__Extracted material__.
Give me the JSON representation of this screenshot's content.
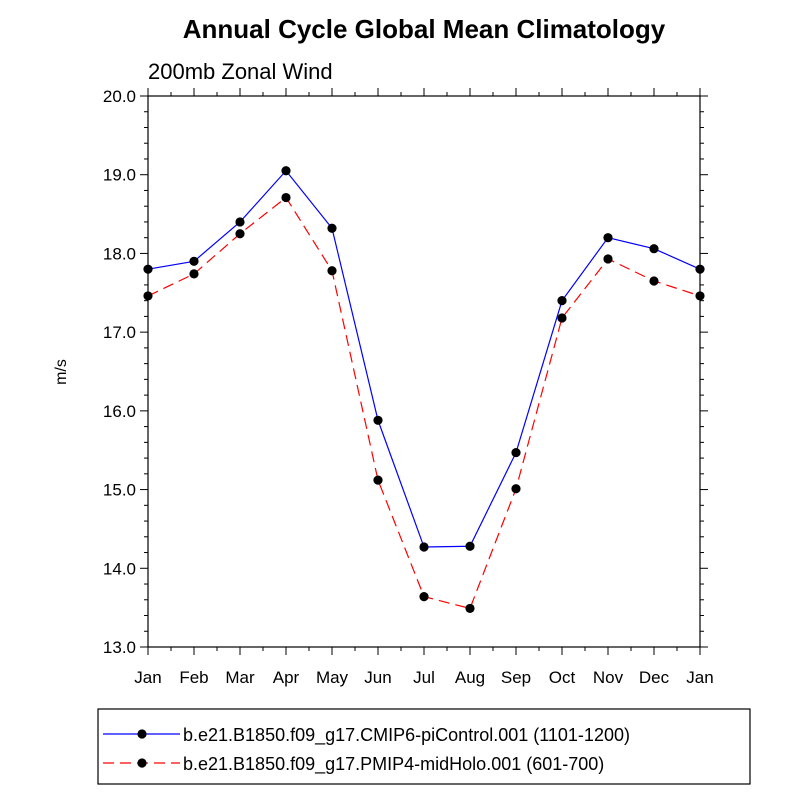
{
  "chart_data": {
    "type": "line",
    "title": "Annual Cycle Global Mean Climatology",
    "subtitle": "200mb Zonal Wind",
    "ylabel": "m/s",
    "xlabel": "",
    "categories": [
      "Jan",
      "Feb",
      "Mar",
      "Apr",
      "May",
      "Jun",
      "Jul",
      "Aug",
      "Sep",
      "Oct",
      "Nov",
      "Dec",
      "Jan"
    ],
    "ylim": [
      13.0,
      20.0
    ],
    "yticks": [
      "13.0",
      "14.0",
      "15.0",
      "16.0",
      "17.0",
      "18.0",
      "19.0",
      "20.0"
    ],
    "series": [
      {
        "name": "b.e21.B1850.f09_g17.CMIP6-piControl.001 (1101-1200)",
        "color": "#0000ff",
        "dash": "solid",
        "values": [
          17.8,
          17.9,
          18.4,
          19.05,
          18.32,
          15.88,
          14.27,
          14.28,
          15.47,
          17.4,
          18.2,
          18.06,
          17.8
        ]
      },
      {
        "name": "b.e21.B1850.f09_g17.PMIP4-midHolo.001 (601-700)",
        "color": "#ff0000",
        "dash": "dashed",
        "values": [
          17.46,
          17.74,
          18.25,
          18.71,
          17.78,
          15.12,
          13.64,
          13.49,
          15.01,
          17.18,
          17.93,
          17.65,
          17.46
        ]
      }
    ],
    "legend_position": "bottom"
  }
}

__Work required__. Retype the whole listing exactly and leave the pictures out.

__Worked solution__.
Give me the JSON representation of this screenshot's content.
{
  "chart_data": {
    "type": "line",
    "title": "Annual Cycle Global Mean Climatology",
    "subtitle": "200mb Zonal Wind",
    "ylabel": "m/s",
    "xlabel": "",
    "categories": [
      "Jan",
      "Feb",
      "Mar",
      "Apr",
      "May",
      "Jun",
      "Jul",
      "Aug",
      "Sep",
      "Oct",
      "Nov",
      "Dec",
      "Jan"
    ],
    "ylim": [
      13.0,
      20.0
    ],
    "yticks": [
      "13.0",
      "14.0",
      "15.0",
      "16.0",
      "17.0",
      "18.0",
      "19.0",
      "20.0"
    ],
    "series": [
      {
        "name": "b.e21.B1850.f09_g17.CMIP6-piControl.001 (1101-1200)",
        "color": "#0000ff",
        "dash": "solid",
        "values": [
          17.8,
          17.9,
          18.4,
          19.05,
          18.32,
          15.88,
          14.27,
          14.28,
          15.47,
          17.4,
          18.2,
          18.06,
          17.8
        ]
      },
      {
        "name": "b.e21.B1850.f09_g17.PMIP4-midHolo.001 (601-700)",
        "color": "#ff0000",
        "dash": "dashed",
        "values": [
          17.46,
          17.74,
          18.25,
          18.71,
          17.78,
          15.12,
          13.64,
          13.49,
          15.01,
          17.18,
          17.93,
          17.65,
          17.46
        ]
      }
    ],
    "legend_position": "bottom"
  }
}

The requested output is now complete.